### PROBLEM DETAILS:
Go through the listing below and list every line with "marker".

===

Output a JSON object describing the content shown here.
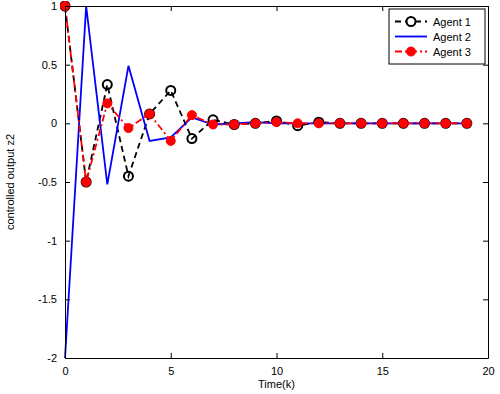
{
  "chart_data": {
    "type": "line",
    "x_label": "Time(k)",
    "y_label": "controlled output z2",
    "x": [
      0,
      1,
      2,
      3,
      4,
      5,
      6,
      7,
      8,
      9,
      10,
      11,
      12,
      13,
      14,
      15,
      16,
      17,
      18,
      19
    ],
    "series": [
      {
        "name": "Agent 1",
        "color": "#000000",
        "marker": "circle-open",
        "line_style": "dashed",
        "values": [
          1,
          -0.5,
          0.33,
          -0.45,
          0.08,
          0.28,
          -0.13,
          0.03,
          -0.01,
          0,
          0.02,
          -0.02,
          0.01,
          0,
          0,
          0,
          0,
          0,
          0,
          0
        ]
      },
      {
        "name": "Agent 2",
        "color": "#0000ff",
        "marker": "none",
        "line_style": "solid",
        "values": [
          -2,
          1,
          -0.52,
          0.49,
          -0.15,
          -0.12,
          0.05,
          -0.01,
          0,
          0.01,
          0,
          0,
          0,
          0,
          0,
          0,
          0,
          0,
          0,
          0
        ]
      },
      {
        "name": "Agent 3",
        "color": "#ff0000",
        "marker": "circle",
        "line_style": "dashdot",
        "values": [
          1,
          -0.5,
          0.17,
          -0.04,
          0.08,
          -0.15,
          0.07,
          -0.01,
          -0.01,
          0,
          0.01,
          0,
          0,
          0,
          0,
          0,
          0,
          0,
          0,
          0
        ]
      }
    ],
    "xlim": [
      0,
      20
    ],
    "xticks": [
      0,
      5,
      10,
      15,
      20
    ],
    "ylim": [
      -2,
      1
    ],
    "yticks": [
      -2,
      -1.5,
      -1,
      -0.5,
      0,
      0.5,
      1
    ],
    "legend": "upper right",
    "grid": false
  }
}
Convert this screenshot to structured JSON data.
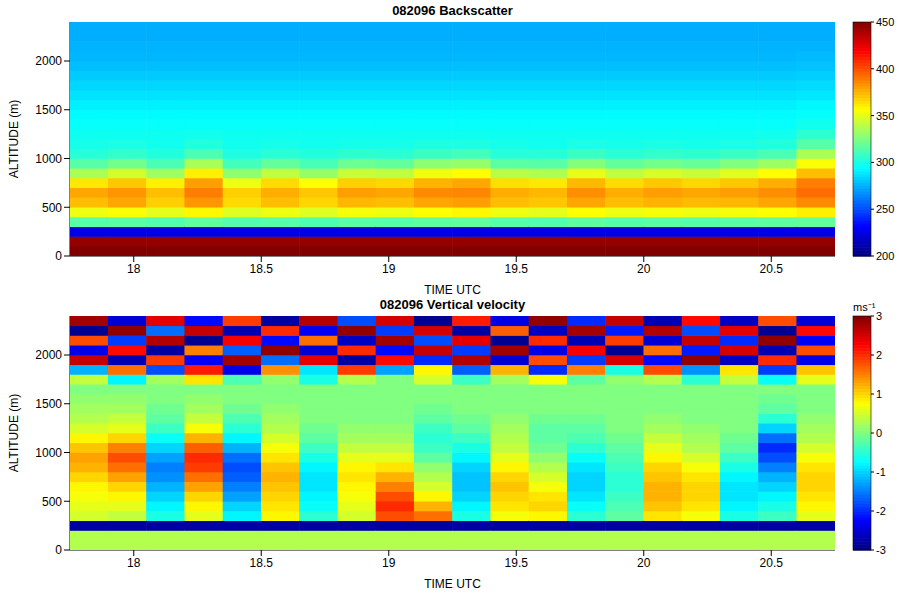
{
  "chart_data": [
    {
      "type": "heatmap",
      "title": "082096 Backscatter",
      "x_label": "TIME UTC",
      "y_label": "ALTITUDE (m)",
      "x": [
        17.825,
        17.975,
        18.125,
        18.275,
        18.425,
        18.575,
        18.725,
        18.875,
        19.025,
        19.175,
        19.325,
        19.475,
        19.625,
        19.775,
        19.925,
        20.075,
        20.225,
        20.375,
        20.525,
        20.675
      ],
      "y": [
        50,
        150,
        250,
        350,
        450,
        550,
        650,
        750,
        850,
        950,
        1050,
        1150,
        1250,
        1350,
        1450,
        1550,
        1650,
        1750,
        1850,
        1950,
        2050,
        2150,
        2250,
        2350
      ],
      "values": [
        [
          450,
          445,
          225,
          315,
          352,
          372,
          378,
          362,
          335,
          315,
          303,
          299,
          297,
          295,
          293,
          290,
          287,
          284,
          281,
          278,
          276,
          275,
          274,
          274
        ],
        [
          450,
          445,
          225,
          316,
          355,
          378,
          382,
          370,
          345,
          322,
          306,
          300,
          297,
          295,
          293,
          290,
          287,
          284,
          281,
          278,
          276,
          275,
          274,
          274
        ],
        [
          450,
          445,
          225,
          314,
          350,
          368,
          372,
          360,
          332,
          312,
          302,
          298,
          297,
          295,
          293,
          290,
          287,
          284,
          281,
          278,
          276,
          275,
          274,
          274
        ],
        [
          450,
          445,
          225,
          318,
          358,
          382,
          388,
          380,
          360,
          335,
          312,
          302,
          298,
          295,
          293,
          290,
          287,
          284,
          281,
          278,
          276,
          275,
          274,
          274
        ],
        [
          450,
          445,
          225,
          314,
          348,
          365,
          368,
          352,
          328,
          310,
          301,
          298,
          297,
          295,
          293,
          290,
          287,
          284,
          281,
          278,
          276,
          275,
          274,
          274
        ],
        [
          450,
          445,
          225,
          315,
          352,
          372,
          376,
          365,
          340,
          318,
          304,
          299,
          297,
          295,
          293,
          290,
          287,
          284,
          281,
          278,
          276,
          275,
          274,
          274
        ],
        [
          450,
          445,
          225,
          313,
          348,
          366,
          370,
          356,
          330,
          311,
          302,
          298,
          297,
          295,
          293,
          290,
          287,
          284,
          281,
          278,
          276,
          275,
          274,
          274
        ],
        [
          450,
          445,
          225,
          316,
          354,
          374,
          380,
          368,
          342,
          320,
          305,
          299,
          297,
          295,
          293,
          290,
          287,
          284,
          281,
          278,
          276,
          275,
          274,
          274
        ],
        [
          450,
          445,
          225,
          315,
          352,
          372,
          378,
          366,
          340,
          318,
          304,
          299,
          297,
          295,
          293,
          290,
          287,
          284,
          281,
          278,
          276,
          275,
          274,
          274
        ],
        [
          450,
          445,
          225,
          317,
          356,
          378,
          385,
          375,
          352,
          328,
          308,
          301,
          297,
          295,
          293,
          290,
          287,
          284,
          281,
          278,
          276,
          275,
          274,
          274
        ],
        [
          450,
          445,
          225,
          318,
          358,
          380,
          386,
          378,
          356,
          330,
          310,
          301,
          297,
          295,
          293,
          290,
          287,
          284,
          281,
          278,
          276,
          275,
          274,
          274
        ],
        [
          450,
          445,
          225,
          315,
          352,
          372,
          376,
          364,
          338,
          316,
          303,
          299,
          297,
          295,
          293,
          290,
          287,
          284,
          281,
          278,
          276,
          275,
          274,
          274
        ],
        [
          450,
          445,
          225,
          314,
          350,
          370,
          374,
          362,
          336,
          315,
          303,
          298,
          297,
          295,
          293,
          290,
          287,
          284,
          281,
          278,
          276,
          275,
          274,
          274
        ],
        [
          450,
          445,
          225,
          317,
          356,
          378,
          384,
          374,
          350,
          326,
          308,
          300,
          297,
          295,
          293,
          290,
          287,
          284,
          281,
          278,
          276,
          275,
          274,
          274
        ],
        [
          450,
          445,
          225,
          315,
          352,
          372,
          376,
          365,
          340,
          318,
          304,
          299,
          297,
          295,
          293,
          290,
          287,
          284,
          281,
          278,
          276,
          275,
          274,
          274
        ],
        [
          450,
          445,
          225,
          316,
          354,
          375,
          380,
          370,
          346,
          322,
          306,
          300,
          297,
          295,
          293,
          290,
          287,
          284,
          281,
          278,
          276,
          275,
          274,
          274
        ],
        [
          450,
          445,
          225,
          315,
          352,
          373,
          378,
          366,
          342,
          319,
          305,
          299,
          297,
          295,
          293,
          290,
          287,
          284,
          281,
          278,
          276,
          275,
          274,
          274
        ],
        [
          450,
          445,
          225,
          316,
          354,
          374,
          380,
          370,
          348,
          325,
          308,
          300,
          297,
          295,
          293,
          290,
          287,
          284,
          281,
          278,
          276,
          275,
          274,
          274
        ],
        [
          450,
          445,
          225,
          317,
          356,
          378,
          384,
          376,
          356,
          332,
          312,
          302,
          298,
          295,
          293,
          290,
          287,
          284,
          281,
          278,
          276,
          275,
          274,
          274
        ],
        [
          450,
          445,
          225,
          318,
          360,
          385,
          392,
          388,
          372,
          355,
          335,
          315,
          305,
          298,
          295,
          292,
          288,
          285,
          282,
          279,
          277,
          275,
          274,
          274
        ]
      ],
      "xlim": [
        17.75,
        20.75
      ],
      "ylim": [
        0,
        2400
      ],
      "xticks": [
        18,
        18.5,
        19,
        19.5,
        20,
        20.5
      ],
      "yticks": [
        0,
        500,
        1000,
        1500,
        2000
      ],
      "colorbar_range": [
        200,
        450
      ],
      "colorbar_ticks": [
        200,
        250,
        300,
        350,
        400,
        450
      ]
    },
    {
      "type": "heatmap",
      "title": "082096 Vertical velocity",
      "x_label": "TIME UTC",
      "y_label": "ALTITUDE (m)",
      "x": [
        17.825,
        17.975,
        18.125,
        18.275,
        18.425,
        18.575,
        18.725,
        18.875,
        19.025,
        19.175,
        19.325,
        19.475,
        19.625,
        19.775,
        19.925,
        20.075,
        20.225,
        20.375,
        20.525,
        20.675
      ],
      "y": [
        50,
        150,
        250,
        350,
        450,
        550,
        650,
        750,
        850,
        950,
        1050,
        1150,
        1250,
        1350,
        1450,
        1550,
        1650,
        1750,
        1850,
        1950,
        2050,
        2150,
        2250,
        2350
      ],
      "values": [
        [
          0.3,
          0.3,
          -2.8,
          0.5,
          0.6,
          0.7,
          0.8,
          1.0,
          1.2,
          1.3,
          1.1,
          0.8,
          0.5,
          0.3,
          0.2,
          0.1,
          0.0,
          0.4,
          -1.2,
          2.6,
          -2.4,
          1.8,
          -2.9,
          2.8
        ],
        [
          0.3,
          0.3,
          -2.8,
          0.4,
          0.6,
          0.8,
          1.0,
          1.3,
          1.6,
          1.8,
          1.5,
          1.0,
          0.6,
          0.4,
          0.2,
          0.1,
          0.0,
          -0.8,
          1.6,
          -2.7,
          2.2,
          -1.9,
          2.9,
          -2.5
        ],
        [
          0.3,
          0.3,
          -2.8,
          -0.6,
          -0.8,
          -1.0,
          -1.2,
          -1.4,
          -1.5,
          -1.3,
          -1.0,
          -0.7,
          -0.4,
          -0.2,
          -0.1,
          0.0,
          0.0,
          0.2,
          -1.8,
          1.9,
          -2.8,
          2.7,
          -1.6,
          2.4
        ],
        [
          0.3,
          0.3,
          -2.8,
          0.6,
          0.8,
          1.0,
          1.3,
          1.6,
          1.9,
          2.0,
          1.7,
          1.2,
          0.7,
          0.4,
          0.2,
          0.1,
          0.0,
          0.9,
          2.1,
          -2.3,
          1.5,
          -2.9,
          2.6,
          -2.2
        ],
        [
          0.3,
          0.3,
          -2.8,
          -0.8,
          -1.0,
          -1.3,
          -1.5,
          -1.7,
          -1.8,
          -1.6,
          -1.2,
          -0.8,
          -0.5,
          -0.3,
          -0.1,
          0.0,
          0.0,
          -0.3,
          -2.4,
          2.8,
          -1.7,
          2.3,
          -2.7,
          1.9
        ],
        [
          0.3,
          0.3,
          -2.8,
          0.8,
          0.9,
          1.0,
          1.1,
          1.2,
          1.1,
          0.9,
          0.7,
          0.5,
          0.3,
          0.2,
          0.1,
          0.0,
          0.0,
          0.1,
          1.4,
          -1.6,
          2.9,
          -2.2,
          2.0,
          -2.8
        ],
        [
          0.3,
          0.3,
          -2.8,
          -0.5,
          -0.7,
          -0.8,
          -0.9,
          -0.9,
          -0.8,
          -0.6,
          -0.4,
          -0.2,
          -0.1,
          0.0,
          0.0,
          0.0,
          0.0,
          -0.6,
          -0.9,
          2.4,
          -2.5,
          1.6,
          -2.3,
          2.7
        ],
        [
          0.3,
          0.3,
          -2.8,
          0.5,
          0.6,
          0.7,
          0.8,
          0.9,
          0.8,
          0.6,
          0.4,
          0.2,
          0.1,
          0.0,
          0.0,
          0.0,
          0.0,
          0.3,
          1.9,
          -2.8,
          2.0,
          -2.6,
          2.9,
          -1.8
        ],
        [
          0.3,
          0.3,
          -2.8,
          1.8,
          2.0,
          1.8,
          1.5,
          1.2,
          0.9,
          0.6,
          0.4,
          0.2,
          0.1,
          0.0,
          0.0,
          0.0,
          0.0,
          0.0,
          -1.3,
          2.2,
          -2.2,
          2.8,
          -1.9,
          2.5
        ],
        [
          0.3,
          0.3,
          -2.8,
          1.6,
          1.2,
          0.8,
          0.5,
          0.3,
          0.1,
          -0.2,
          -0.4,
          -0.5,
          -0.4,
          -0.2,
          -0.1,
          0.0,
          0.0,
          0.5,
          0.8,
          -2.0,
          2.6,
          -1.8,
          2.5,
          -2.9
        ],
        [
          0.3,
          0.3,
          -2.8,
          -0.6,
          -0.8,
          -1.0,
          -1.1,
          -1.1,
          -1.0,
          -0.8,
          -0.6,
          -0.4,
          -0.2,
          -0.1,
          0.0,
          0.0,
          0.0,
          -0.4,
          -1.7,
          2.7,
          -1.9,
          2.4,
          -2.8,
          2.1
        ],
        [
          0.3,
          0.3,
          -2.8,
          0.7,
          0.9,
          1.0,
          1.1,
          1.0,
          0.8,
          0.6,
          0.4,
          0.3,
          0.2,
          0.1,
          0.0,
          0.0,
          0.0,
          0.2,
          1.2,
          -2.5,
          2.8,
          -2.9,
          1.7,
          -2.4
        ],
        [
          0.3,
          0.3,
          -2.8,
          0.8,
          1.0,
          0.9,
          0.7,
          0.5,
          0.3,
          0.1,
          -0.1,
          -0.2,
          -0.2,
          -0.1,
          0.0,
          0.0,
          0.0,
          0.7,
          -2.0,
          1.8,
          -2.4,
          2.0,
          -2.6,
          2.9
        ],
        [
          0.3,
          0.3,
          -2.8,
          -0.5,
          -0.7,
          -0.9,
          -1.0,
          -1.0,
          -0.9,
          -0.7,
          -0.5,
          -0.3,
          -0.2,
          -0.1,
          0.0,
          0.0,
          0.0,
          -0.2,
          1.5,
          -1.9,
          2.3,
          -2.7,
          2.8,
          -2.0
        ],
        [
          0.3,
          0.3,
          -2.8,
          -0.2,
          -0.3,
          -0.4,
          -0.5,
          -0.5,
          -0.4,
          -0.3,
          -0.2,
          -0.1,
          0.0,
          0.0,
          0.0,
          0.0,
          0.0,
          0.1,
          -0.6,
          2.5,
          -2.9,
          1.9,
          -2.1,
          2.6
        ],
        [
          0.3,
          0.3,
          -2.8,
          0.9,
          1.1,
          1.2,
          1.2,
          1.1,
          1.0,
          0.8,
          0.6,
          0.4,
          0.2,
          0.1,
          0.0,
          0.0,
          0.0,
          0.3,
          1.8,
          -2.2,
          1.6,
          -2.5,
          2.7,
          -2.7
        ],
        [
          0.3,
          0.3,
          -2.8,
          0.7,
          0.9,
          1.0,
          1.0,
          0.9,
          0.7,
          0.5,
          0.3,
          0.2,
          0.1,
          0.0,
          0.0,
          0.0,
          0.0,
          -0.5,
          -1.4,
          2.9,
          -2.1,
          2.6,
          -1.8,
          2.2
        ],
        [
          0.3,
          0.3,
          -2.8,
          -0.6,
          -0.8,
          -0.9,
          -0.9,
          -0.8,
          -0.6,
          -0.4,
          -0.2,
          -0.1,
          0.0,
          0.0,
          0.0,
          0.0,
          0.0,
          0.4,
          0.9,
          -2.6,
          2.5,
          -2.0,
          2.4,
          -2.6
        ],
        [
          0.3,
          0.3,
          -2.8,
          -0.4,
          -0.6,
          -0.8,
          -1.0,
          -1.2,
          -1.5,
          -1.8,
          -2.0,
          -1.6,
          -1.0,
          -0.5,
          -0.2,
          -0.1,
          0.0,
          -0.7,
          -1.9,
          2.0,
          -2.7,
          2.9,
          -2.9,
          1.8
        ],
        [
          0.3,
          0.3,
          -2.8,
          0.6,
          0.8,
          0.9,
          1.0,
          1.0,
          0.9,
          0.7,
          0.5,
          0.3,
          0.2,
          0.1,
          0.0,
          0.0,
          0.0,
          0.6,
          1.1,
          -2.4,
          1.8,
          -2.3,
          2.2,
          -2.5
        ]
      ],
      "xlim": [
        17.75,
        20.75
      ],
      "ylim": [
        0,
        2400
      ],
      "xticks": [
        18,
        18.5,
        19,
        19.5,
        20,
        20.5
      ],
      "yticks": [
        0,
        500,
        1000,
        1500,
        2000
      ],
      "colorbar_range": [
        -3,
        3
      ],
      "colorbar_ticks": [
        -3,
        -2,
        -1,
        0,
        1,
        2,
        3
      ],
      "colorbar_label": "ms⁻¹"
    }
  ]
}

===

### SOLUTION TO THIS EXERCISE:
        "marker": "circle-open",
        "marker": "none",
        "marker": "circle",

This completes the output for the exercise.